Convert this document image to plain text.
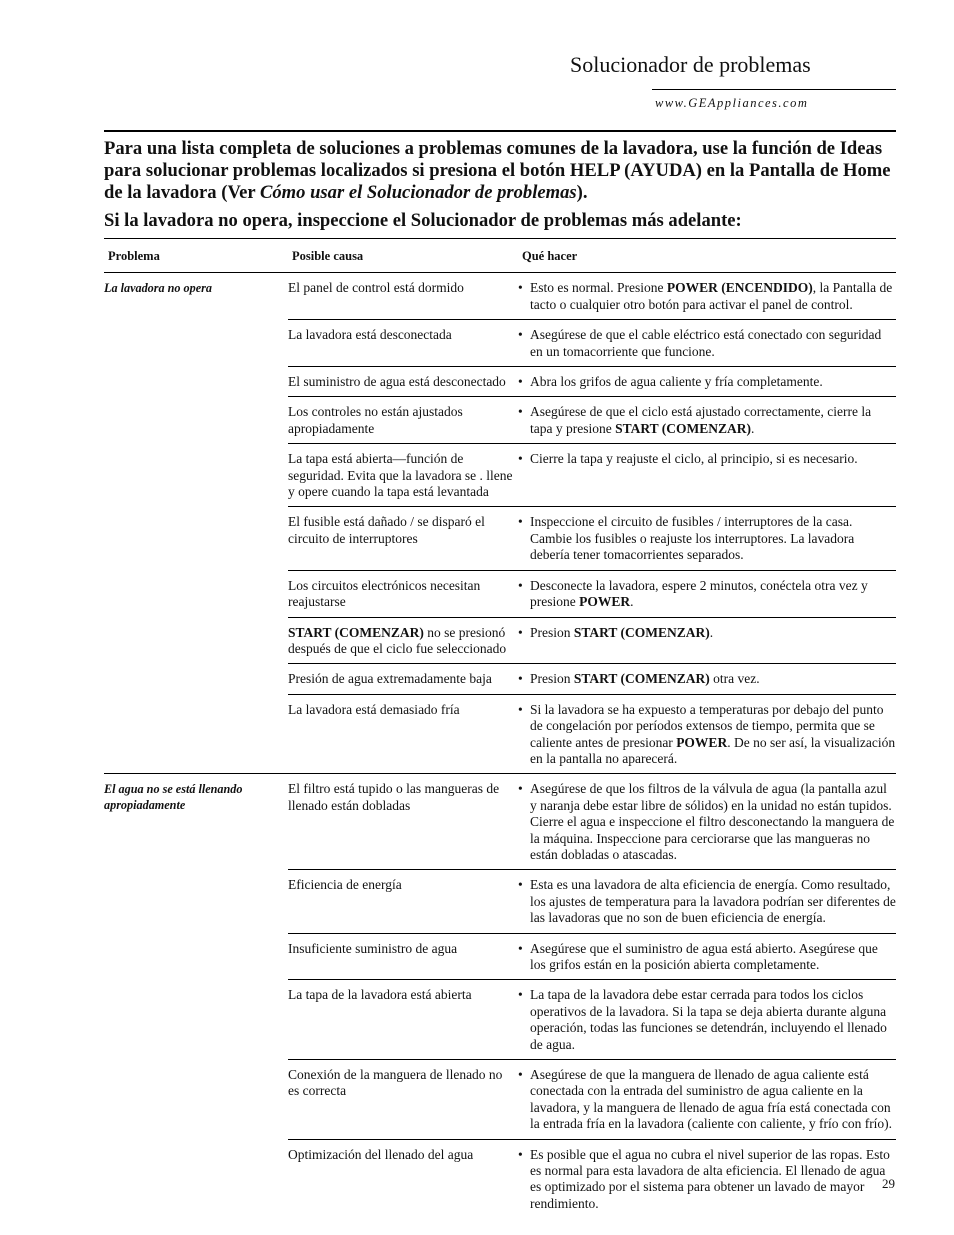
Solucionador de problemas
www.GEAppliances.com

Para una lista completa de soluciones a problemas comunes de la lavadora, use la función de Ideas para solucionar problemas localizados si presiona el botón HELP (AYUDA) en la Pantalla de Home de la lavadora (Ver Cómo usar el Solucionador de problemas).

Si la lavadora no opera, inspeccione el Solucionador de problemas más adelante:

Problema	Posible causa	Qué hacer
La lavadora no opera	El panel de control está dormido	• Esto es normal. Presione POWER (ENCENDIDO), la Pantalla de tacto o cualquier otro botón para activar el panel de control.

	La lavadora está desconectada	• Asegúrese de que el cable eléctrico está conectado con seguridad en un tomacorriente que funcione.

	El suministro de agua está desconectado	• Abra los grifos de agua caliente y fría completamente.

	Los controles no están ajustados apropiadamente	• Asegúrese de que el ciclo está ajustado correctamente, cierre la tapa y presione START (COMENZAR).

	La tapa está abierta—función de seguridad. Evita que la lavadora se . llene y opere cuando la tapa está levantada	• Cierre la tapa y reajuste el ciclo, al principio, si es necesario.

	El fusible está dañado / se disparó el circuito de interruptores	• Inspeccione el circuito de fusibles / interruptores de la casa. Cambie los fusibles o reajuste los interruptores. La lavadora debería tener tomacorrientes separados.

	Los circuitos electrónicos necesitan reajustarse	• Desconecte la lavadora, espere 2 minutos, conéctela otra vez y presione POWER.

	START (COMENZAR) no se presionó después de que el ciclo fue seleccionado	• Presion START (COMENZAR).

	Presión de agua extremadamente baja	• Presion START (COMENZAR) otra vez.

	La lavadora está demasiado fría	• Si la lavadora se ha expuesto a temperaturas por debajo del punto de congelación por períodos extensos de tiempo, permita que se caliente antes de presionar POWER. De no ser así, la visualización en la pantalla no aparecerá.

El agua no se está llenando apropiadamente	El filtro está tupido o las mangueras de llenado están dobladas	• Asegúrese de que los filtros de la válvula de agua (la pantalla azul y naranja debe estar libre de sólidos) en la unidad no están tupidos. Cierre el agua e inspeccione el filtro desconectando la manguera de la máquina. Inspeccione para cerciorarse que las mangueras no están dobladas o atascadas.

	Eficiencia de energía	• Esta es una lavadora de alta eficiencia de energía. Como resultado, los ajustes de temperatura para la lavadora podrían ser diferentes de las lavadoras que no son de buen eficiencia de energía.

	Insuficiente suministro de agua	• Asegúrese que el suministro de agua está abierto. Asegúrese que los grifos están en la posición abierta completamente.

	La tapa de la lavadora está abierta	• La tapa de la lavadora debe estar cerrada para todos los ciclos operativos de la lavadora. Si la tapa se deja abierta durante alguna operación, todas las funciones se detendrán, incluyendo el llenado de agua.

	Conexión de la manguera de llenado no es correcta	• Asegúrese de que la manguera de llenado de agua caliente está conectada con la entrada del suministro de agua caliente en la lavadora, y la manguera de llenado de agua fría está conectada con la entrada fría en la lavadora (caliente con caliente, y frío con frío).

	Optimización del llenado del agua	• Es posible que el agua no cubra el nivel superior de las ropas. Esto es normal para esta lavadora de alta eficiencia. El llenado de agua es optimizado por el sistema para obtener un lavado de mayor rendimiento.
29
++++++++
[What you will do]: Select every line where the word "grifos" occurs.

[Complete response]:
	El suministro de agua está desconectado	• Abra los grifos de agua caliente y fría completamente.
	Insuficiente suministro de agua	• Asegúrese que el suministro de agua está abierto. Asegúrese que los grifos están en la posición abierta completamente.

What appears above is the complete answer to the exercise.